(Data entries)
** BEGIN **

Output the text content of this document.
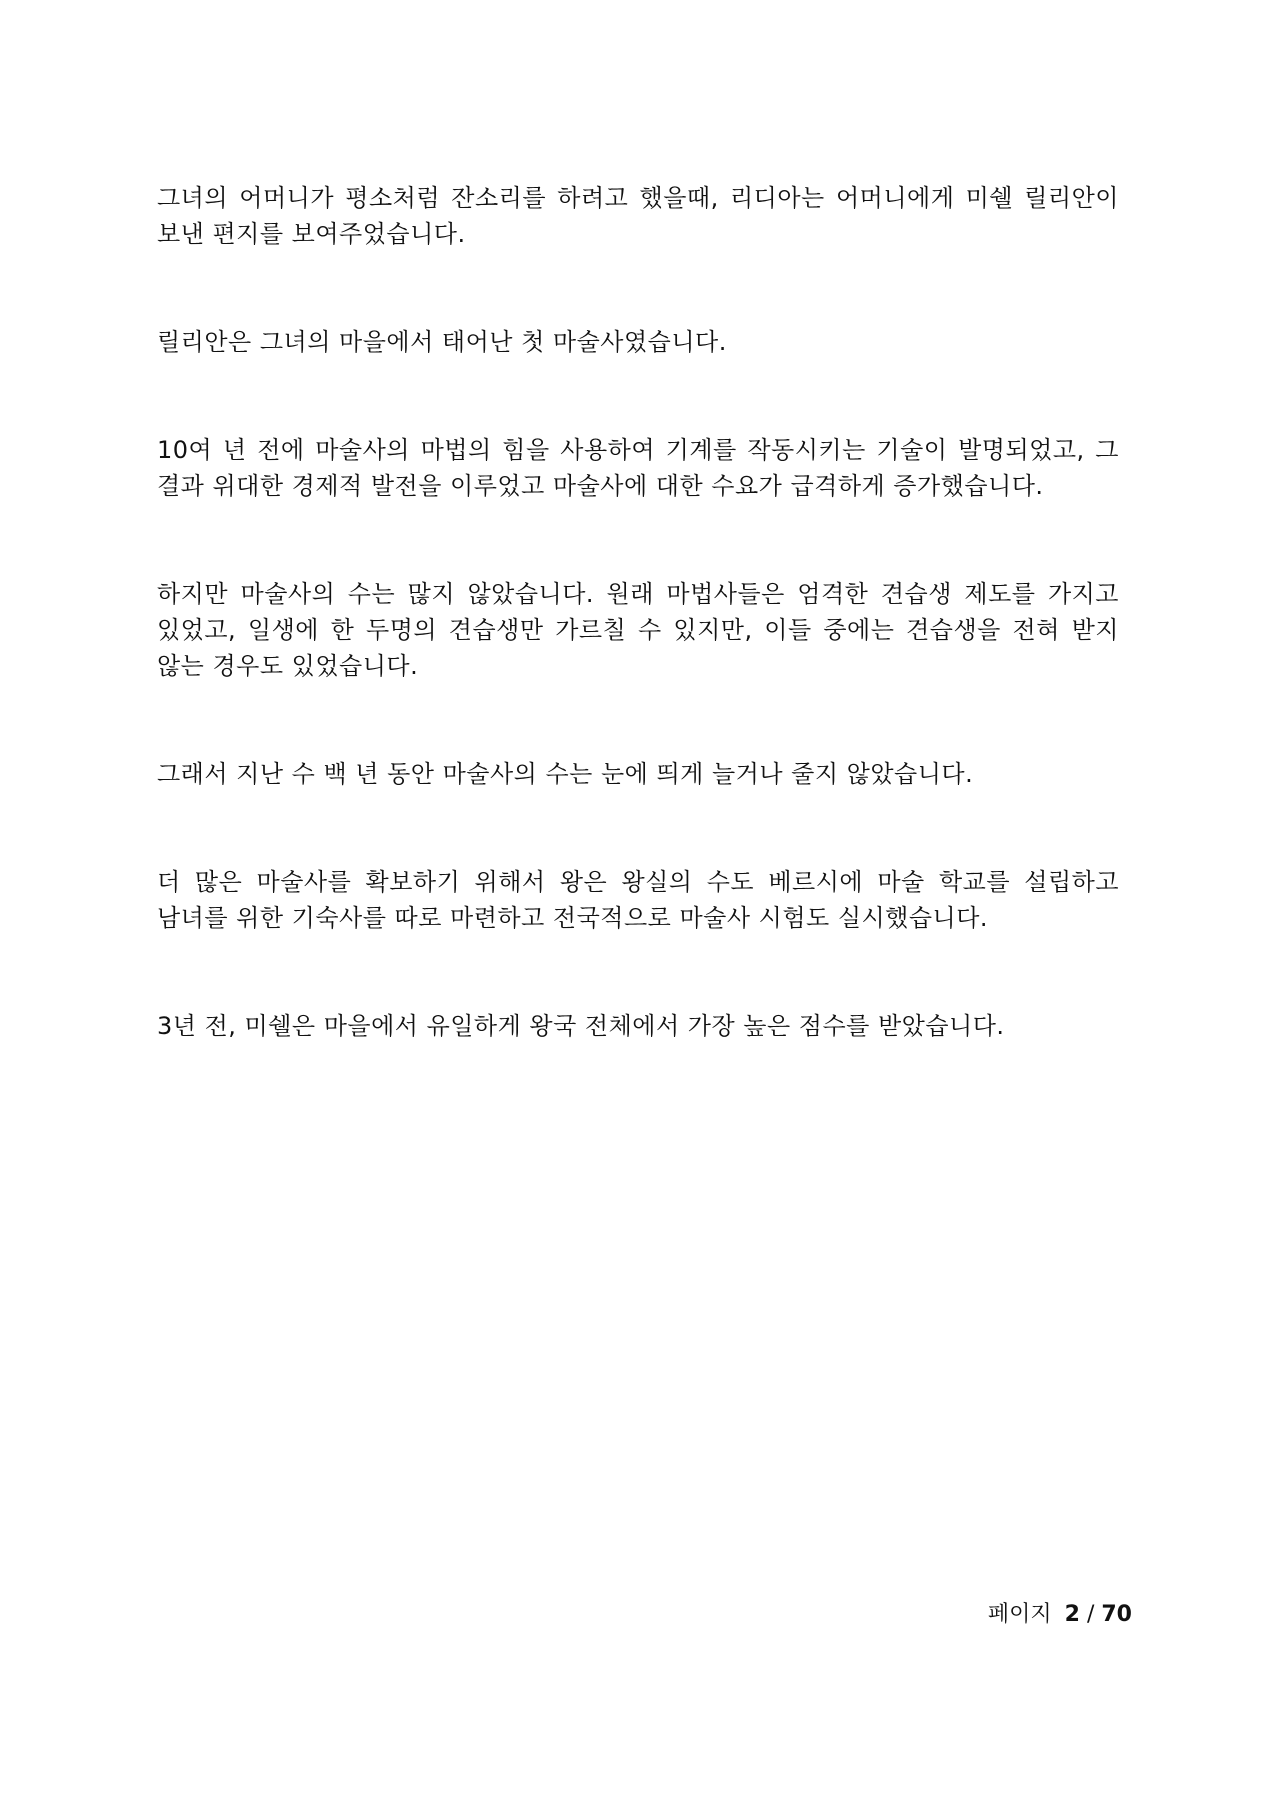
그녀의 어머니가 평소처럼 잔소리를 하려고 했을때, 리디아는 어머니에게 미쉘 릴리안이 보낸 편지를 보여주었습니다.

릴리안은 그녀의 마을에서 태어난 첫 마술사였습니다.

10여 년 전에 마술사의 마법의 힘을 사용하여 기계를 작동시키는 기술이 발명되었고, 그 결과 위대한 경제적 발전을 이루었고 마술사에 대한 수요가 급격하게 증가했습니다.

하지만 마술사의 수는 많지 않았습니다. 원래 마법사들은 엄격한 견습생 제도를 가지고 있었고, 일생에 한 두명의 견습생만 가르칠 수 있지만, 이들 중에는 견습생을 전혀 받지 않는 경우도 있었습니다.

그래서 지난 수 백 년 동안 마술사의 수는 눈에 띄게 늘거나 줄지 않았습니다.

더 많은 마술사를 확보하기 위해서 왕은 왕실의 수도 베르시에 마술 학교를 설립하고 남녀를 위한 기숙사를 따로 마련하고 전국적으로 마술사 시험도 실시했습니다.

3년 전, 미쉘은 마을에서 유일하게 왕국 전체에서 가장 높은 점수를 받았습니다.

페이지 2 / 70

** END **
** BEGIN **

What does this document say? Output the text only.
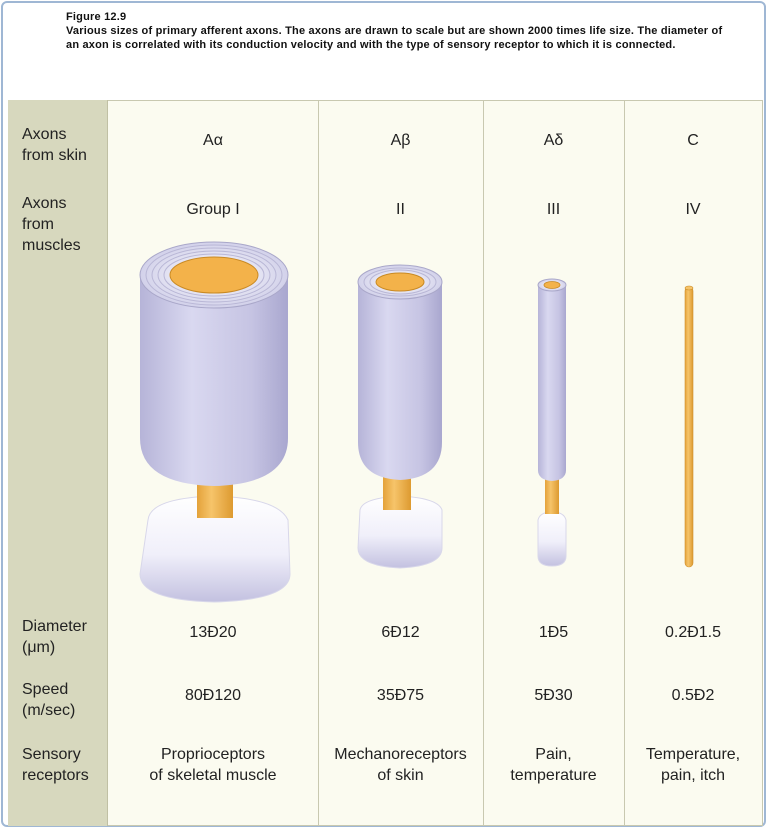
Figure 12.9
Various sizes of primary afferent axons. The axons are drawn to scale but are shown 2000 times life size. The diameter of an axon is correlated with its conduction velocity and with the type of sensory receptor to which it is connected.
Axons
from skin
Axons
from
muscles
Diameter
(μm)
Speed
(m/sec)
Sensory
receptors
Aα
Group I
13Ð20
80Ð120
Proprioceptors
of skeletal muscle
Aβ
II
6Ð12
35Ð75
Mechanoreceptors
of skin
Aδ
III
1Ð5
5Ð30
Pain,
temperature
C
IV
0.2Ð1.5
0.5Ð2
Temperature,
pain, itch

** END **

AIM:
Search the records above for "Output". Copy each line where it is found.

EXERCISE SOLUTION:
Output the text content of this document.
What does this document say? Output the text only.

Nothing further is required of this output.